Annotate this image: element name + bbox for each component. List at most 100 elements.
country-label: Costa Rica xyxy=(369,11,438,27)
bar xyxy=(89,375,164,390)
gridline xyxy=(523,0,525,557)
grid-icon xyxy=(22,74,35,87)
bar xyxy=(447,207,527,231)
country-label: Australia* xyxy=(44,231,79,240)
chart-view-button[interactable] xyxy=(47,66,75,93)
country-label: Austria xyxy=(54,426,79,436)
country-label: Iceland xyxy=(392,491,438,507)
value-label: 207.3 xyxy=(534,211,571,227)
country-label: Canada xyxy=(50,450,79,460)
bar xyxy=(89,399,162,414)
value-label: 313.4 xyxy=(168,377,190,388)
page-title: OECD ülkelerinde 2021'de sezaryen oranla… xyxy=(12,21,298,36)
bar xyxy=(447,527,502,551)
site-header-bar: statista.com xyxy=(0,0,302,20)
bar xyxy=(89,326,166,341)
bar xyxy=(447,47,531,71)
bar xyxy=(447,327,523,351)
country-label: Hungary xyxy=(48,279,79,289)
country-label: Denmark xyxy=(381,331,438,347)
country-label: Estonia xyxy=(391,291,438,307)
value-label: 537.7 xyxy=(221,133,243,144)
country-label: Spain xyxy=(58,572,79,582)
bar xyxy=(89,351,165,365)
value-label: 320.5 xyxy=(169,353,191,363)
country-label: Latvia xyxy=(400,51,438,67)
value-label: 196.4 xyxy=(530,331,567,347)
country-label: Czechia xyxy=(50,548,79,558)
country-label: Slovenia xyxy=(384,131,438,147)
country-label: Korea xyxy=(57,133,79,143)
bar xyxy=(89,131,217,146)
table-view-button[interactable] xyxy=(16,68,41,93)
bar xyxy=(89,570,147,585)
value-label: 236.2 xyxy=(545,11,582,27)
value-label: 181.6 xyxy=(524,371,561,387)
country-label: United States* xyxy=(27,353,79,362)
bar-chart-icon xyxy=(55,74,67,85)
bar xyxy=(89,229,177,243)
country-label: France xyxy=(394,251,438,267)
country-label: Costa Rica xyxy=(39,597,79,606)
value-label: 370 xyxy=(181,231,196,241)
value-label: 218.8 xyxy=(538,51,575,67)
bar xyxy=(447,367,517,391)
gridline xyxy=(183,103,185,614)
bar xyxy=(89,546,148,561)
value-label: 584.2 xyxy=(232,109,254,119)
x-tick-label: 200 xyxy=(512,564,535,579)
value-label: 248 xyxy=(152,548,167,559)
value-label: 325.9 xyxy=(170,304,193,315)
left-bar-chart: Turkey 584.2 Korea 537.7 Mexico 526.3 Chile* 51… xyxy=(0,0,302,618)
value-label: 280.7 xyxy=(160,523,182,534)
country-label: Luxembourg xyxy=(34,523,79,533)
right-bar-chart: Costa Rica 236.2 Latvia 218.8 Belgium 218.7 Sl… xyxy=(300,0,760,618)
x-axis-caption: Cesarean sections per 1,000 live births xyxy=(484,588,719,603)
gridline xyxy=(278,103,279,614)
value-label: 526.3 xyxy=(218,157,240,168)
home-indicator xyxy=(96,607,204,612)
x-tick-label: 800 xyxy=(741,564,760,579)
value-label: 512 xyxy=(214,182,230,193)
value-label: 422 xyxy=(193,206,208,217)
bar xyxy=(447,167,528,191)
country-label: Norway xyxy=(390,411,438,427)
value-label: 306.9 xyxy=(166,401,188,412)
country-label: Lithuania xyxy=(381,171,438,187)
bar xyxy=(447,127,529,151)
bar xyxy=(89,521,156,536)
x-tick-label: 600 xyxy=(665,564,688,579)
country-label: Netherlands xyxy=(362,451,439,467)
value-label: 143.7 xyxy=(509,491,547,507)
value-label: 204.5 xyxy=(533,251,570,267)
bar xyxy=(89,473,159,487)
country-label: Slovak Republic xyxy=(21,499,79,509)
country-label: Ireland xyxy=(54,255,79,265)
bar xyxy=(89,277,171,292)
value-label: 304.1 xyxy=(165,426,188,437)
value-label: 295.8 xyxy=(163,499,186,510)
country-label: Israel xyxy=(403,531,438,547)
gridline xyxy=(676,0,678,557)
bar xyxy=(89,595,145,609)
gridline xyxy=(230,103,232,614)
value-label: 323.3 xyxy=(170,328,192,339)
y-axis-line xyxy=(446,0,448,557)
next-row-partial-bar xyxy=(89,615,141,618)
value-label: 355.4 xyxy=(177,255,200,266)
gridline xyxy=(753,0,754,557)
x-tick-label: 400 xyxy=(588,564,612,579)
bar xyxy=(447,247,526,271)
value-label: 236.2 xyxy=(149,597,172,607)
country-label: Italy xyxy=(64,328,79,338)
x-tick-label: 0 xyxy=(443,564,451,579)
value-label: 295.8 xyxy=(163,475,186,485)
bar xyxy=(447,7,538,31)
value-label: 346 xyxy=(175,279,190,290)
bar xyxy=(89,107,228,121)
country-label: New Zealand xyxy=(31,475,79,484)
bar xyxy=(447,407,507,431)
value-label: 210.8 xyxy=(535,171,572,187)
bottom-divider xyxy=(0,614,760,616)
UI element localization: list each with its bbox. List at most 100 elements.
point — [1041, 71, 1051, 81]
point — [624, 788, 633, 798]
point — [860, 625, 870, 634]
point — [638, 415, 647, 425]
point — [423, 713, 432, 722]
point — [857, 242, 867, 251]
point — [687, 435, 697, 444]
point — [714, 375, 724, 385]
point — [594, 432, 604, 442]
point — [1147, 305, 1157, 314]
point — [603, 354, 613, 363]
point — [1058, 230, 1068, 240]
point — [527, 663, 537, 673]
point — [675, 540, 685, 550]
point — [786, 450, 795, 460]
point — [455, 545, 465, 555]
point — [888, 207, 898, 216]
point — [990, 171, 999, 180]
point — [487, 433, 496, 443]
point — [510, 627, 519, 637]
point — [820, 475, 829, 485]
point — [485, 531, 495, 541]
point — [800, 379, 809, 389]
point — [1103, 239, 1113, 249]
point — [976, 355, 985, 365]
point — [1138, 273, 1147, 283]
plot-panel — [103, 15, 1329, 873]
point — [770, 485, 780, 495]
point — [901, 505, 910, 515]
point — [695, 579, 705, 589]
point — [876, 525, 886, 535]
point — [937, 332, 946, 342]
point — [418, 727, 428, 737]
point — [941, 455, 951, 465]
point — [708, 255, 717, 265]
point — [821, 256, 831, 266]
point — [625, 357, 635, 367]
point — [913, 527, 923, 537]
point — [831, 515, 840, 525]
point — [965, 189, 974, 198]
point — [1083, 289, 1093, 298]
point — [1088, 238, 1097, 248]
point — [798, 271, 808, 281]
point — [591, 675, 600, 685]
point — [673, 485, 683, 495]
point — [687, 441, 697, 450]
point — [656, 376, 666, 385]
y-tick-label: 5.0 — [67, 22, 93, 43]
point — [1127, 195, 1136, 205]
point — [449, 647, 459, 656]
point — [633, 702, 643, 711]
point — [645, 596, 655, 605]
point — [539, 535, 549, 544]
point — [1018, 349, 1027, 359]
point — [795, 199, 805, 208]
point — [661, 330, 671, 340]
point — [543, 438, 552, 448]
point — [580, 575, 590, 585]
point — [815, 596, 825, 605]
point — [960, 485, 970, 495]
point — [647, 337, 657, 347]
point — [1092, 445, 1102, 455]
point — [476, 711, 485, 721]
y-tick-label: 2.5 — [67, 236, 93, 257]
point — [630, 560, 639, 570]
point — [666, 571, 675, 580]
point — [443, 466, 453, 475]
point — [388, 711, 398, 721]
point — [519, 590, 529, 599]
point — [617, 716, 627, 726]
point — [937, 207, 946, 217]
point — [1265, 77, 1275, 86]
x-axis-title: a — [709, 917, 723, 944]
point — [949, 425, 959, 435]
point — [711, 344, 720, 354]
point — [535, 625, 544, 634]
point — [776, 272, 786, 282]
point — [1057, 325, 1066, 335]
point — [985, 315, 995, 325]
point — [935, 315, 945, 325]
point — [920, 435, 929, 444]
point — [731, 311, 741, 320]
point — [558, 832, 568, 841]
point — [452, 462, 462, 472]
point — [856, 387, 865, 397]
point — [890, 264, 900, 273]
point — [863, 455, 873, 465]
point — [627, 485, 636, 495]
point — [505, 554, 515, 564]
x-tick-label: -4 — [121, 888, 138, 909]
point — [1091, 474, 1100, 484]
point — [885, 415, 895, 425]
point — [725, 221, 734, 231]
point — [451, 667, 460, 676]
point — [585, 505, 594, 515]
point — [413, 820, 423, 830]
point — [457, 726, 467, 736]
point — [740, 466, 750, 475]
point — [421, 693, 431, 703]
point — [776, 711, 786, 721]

• • • • •

• _What is expected_: Count the lines of the data that contain the string "Korea", matching case exactly, and reply with only that number.

• _Reply to the task_: 2